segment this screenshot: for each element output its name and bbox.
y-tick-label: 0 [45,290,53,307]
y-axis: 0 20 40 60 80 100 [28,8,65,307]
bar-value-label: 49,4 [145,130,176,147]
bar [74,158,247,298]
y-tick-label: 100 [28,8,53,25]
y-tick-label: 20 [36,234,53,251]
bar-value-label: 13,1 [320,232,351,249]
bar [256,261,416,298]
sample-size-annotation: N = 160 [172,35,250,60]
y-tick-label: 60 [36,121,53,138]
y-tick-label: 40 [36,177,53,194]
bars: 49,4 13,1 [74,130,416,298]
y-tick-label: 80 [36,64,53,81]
---
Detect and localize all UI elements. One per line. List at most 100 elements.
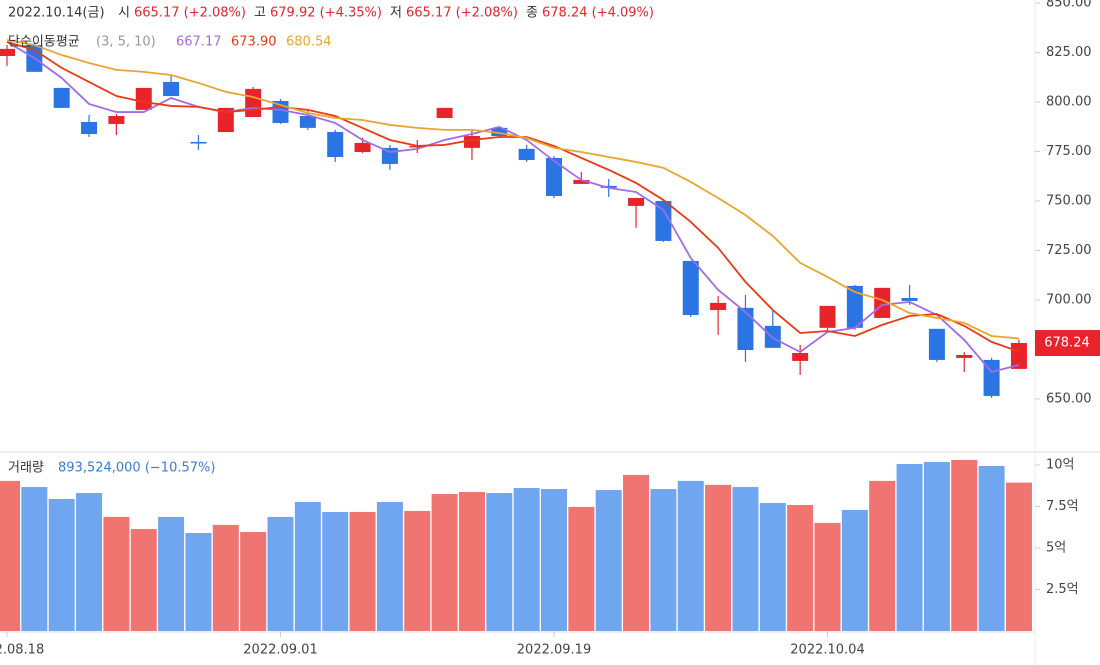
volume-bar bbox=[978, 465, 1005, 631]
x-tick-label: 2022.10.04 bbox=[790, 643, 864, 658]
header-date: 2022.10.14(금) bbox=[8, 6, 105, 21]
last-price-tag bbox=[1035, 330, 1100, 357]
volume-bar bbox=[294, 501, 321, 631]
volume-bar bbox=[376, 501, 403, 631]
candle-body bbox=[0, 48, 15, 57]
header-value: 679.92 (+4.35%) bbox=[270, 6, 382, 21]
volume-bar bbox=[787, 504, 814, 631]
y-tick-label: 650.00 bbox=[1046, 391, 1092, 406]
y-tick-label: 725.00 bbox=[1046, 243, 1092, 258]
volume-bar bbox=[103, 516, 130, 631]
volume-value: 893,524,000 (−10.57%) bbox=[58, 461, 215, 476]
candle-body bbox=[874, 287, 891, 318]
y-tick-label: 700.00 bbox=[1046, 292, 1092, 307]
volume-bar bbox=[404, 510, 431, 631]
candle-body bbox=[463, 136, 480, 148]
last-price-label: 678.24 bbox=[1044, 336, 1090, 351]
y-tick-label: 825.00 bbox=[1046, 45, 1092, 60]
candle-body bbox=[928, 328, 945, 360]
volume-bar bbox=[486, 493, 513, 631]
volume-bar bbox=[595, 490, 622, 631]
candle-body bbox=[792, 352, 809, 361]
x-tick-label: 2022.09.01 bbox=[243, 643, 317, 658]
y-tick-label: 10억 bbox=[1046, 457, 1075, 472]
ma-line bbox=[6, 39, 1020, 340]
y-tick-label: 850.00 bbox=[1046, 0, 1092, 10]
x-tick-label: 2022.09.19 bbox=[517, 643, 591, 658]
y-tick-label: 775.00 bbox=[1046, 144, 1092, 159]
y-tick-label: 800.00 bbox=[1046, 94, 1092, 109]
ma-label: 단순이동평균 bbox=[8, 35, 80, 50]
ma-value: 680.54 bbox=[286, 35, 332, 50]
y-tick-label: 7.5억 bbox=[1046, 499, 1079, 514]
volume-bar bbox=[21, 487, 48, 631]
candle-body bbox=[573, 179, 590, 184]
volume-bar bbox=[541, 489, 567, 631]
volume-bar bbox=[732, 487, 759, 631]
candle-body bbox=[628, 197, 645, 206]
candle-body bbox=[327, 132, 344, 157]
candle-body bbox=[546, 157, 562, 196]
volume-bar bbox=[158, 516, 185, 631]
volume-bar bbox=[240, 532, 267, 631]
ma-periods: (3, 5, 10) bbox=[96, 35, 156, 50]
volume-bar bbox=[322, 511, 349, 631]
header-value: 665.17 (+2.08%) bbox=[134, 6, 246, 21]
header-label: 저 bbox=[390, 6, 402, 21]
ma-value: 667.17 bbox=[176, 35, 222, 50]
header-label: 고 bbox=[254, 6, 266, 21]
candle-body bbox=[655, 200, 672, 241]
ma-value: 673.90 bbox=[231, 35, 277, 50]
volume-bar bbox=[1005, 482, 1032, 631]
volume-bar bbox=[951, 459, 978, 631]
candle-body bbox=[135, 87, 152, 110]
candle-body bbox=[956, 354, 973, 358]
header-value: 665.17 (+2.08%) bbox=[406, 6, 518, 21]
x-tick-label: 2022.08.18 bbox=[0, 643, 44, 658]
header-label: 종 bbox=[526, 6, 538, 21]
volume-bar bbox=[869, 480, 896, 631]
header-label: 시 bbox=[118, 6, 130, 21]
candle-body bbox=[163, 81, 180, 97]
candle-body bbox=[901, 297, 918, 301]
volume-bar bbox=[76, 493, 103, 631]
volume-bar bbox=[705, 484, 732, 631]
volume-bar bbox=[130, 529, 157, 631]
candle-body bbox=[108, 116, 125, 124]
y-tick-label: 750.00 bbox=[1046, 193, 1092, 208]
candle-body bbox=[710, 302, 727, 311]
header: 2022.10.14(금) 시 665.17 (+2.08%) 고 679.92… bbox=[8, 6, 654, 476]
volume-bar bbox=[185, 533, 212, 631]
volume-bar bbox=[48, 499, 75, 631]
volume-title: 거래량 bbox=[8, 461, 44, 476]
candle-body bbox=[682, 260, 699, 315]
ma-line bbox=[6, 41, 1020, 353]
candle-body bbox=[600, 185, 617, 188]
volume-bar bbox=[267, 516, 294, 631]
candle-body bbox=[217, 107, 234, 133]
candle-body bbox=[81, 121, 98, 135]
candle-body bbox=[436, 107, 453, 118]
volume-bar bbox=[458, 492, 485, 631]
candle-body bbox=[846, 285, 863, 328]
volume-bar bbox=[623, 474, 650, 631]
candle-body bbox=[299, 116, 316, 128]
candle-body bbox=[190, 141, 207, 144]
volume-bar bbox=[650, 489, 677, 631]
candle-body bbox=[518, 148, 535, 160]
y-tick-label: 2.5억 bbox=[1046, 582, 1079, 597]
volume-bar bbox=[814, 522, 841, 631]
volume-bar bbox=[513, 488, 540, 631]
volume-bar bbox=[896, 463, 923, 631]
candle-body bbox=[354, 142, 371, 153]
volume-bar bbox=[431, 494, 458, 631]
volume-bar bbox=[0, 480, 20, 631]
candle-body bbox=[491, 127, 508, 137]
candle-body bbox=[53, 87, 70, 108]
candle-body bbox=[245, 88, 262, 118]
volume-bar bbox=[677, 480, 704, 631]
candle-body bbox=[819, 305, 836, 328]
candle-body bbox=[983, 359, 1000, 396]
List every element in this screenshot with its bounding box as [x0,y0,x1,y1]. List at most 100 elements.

*Written instruction*
Copy the stretch of records from the line containing "segment this screenshot: for" through the line containing "y-tick-label: 80 [36,64,53,81]", keeping every line exactly as it appears.

*Written solution*
segment this screenshot: for each element output its name and bbox.
y-tick-label: 0 [45,290,53,307]
y-axis: 0 20 40 60 80 100 [28,8,65,307]
bar-value-label: 49,4 [145,130,176,147]
bar [74,158,247,298]
y-tick-label: 100 [28,8,53,25]
y-tick-label: 20 [36,234,53,251]
bar-value-label: 13,1 [320,232,351,249]
bar [256,261,416,298]
sample-size-annotation: N = 160 [172,35,250,60]
y-tick-label: 60 [36,121,53,138]
y-tick-label: 40 [36,177,53,194]
bars: 49,4 13,1 [74,130,416,298]
y-tick-label: 80 [36,64,53,81]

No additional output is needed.